____ Entries

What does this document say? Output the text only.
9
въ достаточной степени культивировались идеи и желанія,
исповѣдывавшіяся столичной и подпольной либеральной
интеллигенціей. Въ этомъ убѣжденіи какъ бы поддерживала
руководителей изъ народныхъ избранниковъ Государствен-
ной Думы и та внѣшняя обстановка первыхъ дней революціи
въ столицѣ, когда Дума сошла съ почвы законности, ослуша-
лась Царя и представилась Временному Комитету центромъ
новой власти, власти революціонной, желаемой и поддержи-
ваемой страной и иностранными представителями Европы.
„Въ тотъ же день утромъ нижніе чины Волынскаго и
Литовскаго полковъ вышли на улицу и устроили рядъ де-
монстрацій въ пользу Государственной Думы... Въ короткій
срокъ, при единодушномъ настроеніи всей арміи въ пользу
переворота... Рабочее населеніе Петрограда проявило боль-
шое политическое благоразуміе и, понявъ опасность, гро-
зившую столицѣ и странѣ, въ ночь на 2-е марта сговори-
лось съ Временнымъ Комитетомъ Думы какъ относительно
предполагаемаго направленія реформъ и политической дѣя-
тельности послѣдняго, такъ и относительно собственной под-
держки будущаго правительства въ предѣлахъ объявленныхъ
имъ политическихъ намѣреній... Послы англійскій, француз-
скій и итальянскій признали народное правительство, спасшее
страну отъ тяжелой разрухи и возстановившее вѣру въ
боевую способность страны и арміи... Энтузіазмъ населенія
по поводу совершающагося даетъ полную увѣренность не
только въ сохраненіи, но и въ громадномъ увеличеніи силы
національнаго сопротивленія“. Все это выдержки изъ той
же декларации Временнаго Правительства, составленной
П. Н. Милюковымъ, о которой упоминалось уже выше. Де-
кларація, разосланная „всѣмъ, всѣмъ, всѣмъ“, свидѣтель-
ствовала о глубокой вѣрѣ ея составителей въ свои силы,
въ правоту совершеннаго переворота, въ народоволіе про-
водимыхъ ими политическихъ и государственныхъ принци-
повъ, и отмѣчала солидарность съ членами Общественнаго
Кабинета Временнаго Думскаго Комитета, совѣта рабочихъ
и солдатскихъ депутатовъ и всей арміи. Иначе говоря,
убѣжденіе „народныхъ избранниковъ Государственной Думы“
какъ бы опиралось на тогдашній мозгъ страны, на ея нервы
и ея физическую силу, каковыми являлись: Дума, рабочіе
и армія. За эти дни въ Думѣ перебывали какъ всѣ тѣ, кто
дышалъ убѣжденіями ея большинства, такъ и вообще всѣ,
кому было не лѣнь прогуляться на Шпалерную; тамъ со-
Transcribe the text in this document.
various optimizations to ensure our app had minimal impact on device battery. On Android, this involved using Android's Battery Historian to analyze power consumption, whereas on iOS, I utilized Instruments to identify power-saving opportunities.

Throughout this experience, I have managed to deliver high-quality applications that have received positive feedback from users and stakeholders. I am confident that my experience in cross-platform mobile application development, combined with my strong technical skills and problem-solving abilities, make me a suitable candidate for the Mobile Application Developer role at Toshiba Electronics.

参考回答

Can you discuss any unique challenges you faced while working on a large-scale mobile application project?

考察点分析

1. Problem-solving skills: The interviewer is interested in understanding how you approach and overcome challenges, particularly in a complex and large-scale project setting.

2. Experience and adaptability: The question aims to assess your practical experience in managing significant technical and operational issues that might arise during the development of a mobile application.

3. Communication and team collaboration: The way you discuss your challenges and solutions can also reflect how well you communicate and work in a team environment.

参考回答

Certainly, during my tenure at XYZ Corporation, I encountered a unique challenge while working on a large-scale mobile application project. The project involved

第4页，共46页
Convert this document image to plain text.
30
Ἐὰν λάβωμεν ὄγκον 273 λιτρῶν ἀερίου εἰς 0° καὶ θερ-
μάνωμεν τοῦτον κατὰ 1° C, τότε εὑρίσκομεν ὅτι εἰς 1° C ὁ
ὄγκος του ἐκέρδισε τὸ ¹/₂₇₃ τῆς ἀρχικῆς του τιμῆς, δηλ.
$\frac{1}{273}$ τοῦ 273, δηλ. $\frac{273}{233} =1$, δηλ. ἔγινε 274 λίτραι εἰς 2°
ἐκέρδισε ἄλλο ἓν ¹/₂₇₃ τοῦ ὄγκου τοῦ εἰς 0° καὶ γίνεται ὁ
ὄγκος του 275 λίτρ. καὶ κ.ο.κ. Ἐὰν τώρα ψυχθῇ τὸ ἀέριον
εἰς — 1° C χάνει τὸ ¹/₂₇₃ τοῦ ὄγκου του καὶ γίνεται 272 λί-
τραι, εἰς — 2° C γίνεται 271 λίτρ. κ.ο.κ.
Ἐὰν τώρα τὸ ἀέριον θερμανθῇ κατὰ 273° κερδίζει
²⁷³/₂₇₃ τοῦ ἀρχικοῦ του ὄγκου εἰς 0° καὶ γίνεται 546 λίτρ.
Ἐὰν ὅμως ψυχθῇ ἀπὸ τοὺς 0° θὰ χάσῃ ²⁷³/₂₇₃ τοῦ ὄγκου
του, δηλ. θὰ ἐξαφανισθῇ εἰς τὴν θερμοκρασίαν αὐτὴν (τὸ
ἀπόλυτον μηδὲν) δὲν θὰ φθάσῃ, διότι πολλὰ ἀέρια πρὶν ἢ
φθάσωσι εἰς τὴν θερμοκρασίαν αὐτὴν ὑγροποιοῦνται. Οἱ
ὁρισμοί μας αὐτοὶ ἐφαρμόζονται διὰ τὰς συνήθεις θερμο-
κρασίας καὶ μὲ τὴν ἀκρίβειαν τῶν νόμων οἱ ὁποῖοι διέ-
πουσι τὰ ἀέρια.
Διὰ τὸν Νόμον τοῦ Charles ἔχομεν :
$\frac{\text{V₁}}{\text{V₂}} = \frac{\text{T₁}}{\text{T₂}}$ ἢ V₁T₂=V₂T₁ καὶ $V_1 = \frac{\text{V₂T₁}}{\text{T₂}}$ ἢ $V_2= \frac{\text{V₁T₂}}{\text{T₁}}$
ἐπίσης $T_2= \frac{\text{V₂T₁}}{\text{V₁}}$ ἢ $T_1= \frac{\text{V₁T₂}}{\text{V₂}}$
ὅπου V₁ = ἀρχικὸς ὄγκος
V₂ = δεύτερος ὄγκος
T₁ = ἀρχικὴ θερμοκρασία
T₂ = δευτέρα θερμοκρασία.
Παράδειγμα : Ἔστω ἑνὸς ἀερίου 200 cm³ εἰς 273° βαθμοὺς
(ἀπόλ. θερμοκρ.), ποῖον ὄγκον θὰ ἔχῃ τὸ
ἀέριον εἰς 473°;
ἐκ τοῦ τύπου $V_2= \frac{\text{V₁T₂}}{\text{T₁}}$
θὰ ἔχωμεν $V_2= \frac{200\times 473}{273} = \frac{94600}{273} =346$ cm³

________

**Given task**
Check every line of the data, and copy the ones that contain "this".

**Exercise result**
What does this document say? Output the text only.
Transcribe the text in this document.
various optimizations to ensure our app had minimal impact on device battery. On Android, this involved using Android's Battery Historian to analyze power consumption, whereas on iOS, I utilized Instruments to identify power-saving opportunities.
Throughout this experience, I have managed to deliver high-quality applications that have received positive feedback from users and stakeholders. I am confident that my experience in cross-platform mobile application development, combined with my strong technical skills and problem-solving abilities, make me a suitable candidate for the Mobile Application Developer role at Toshiba Electronics.
Convert this document image to plain text.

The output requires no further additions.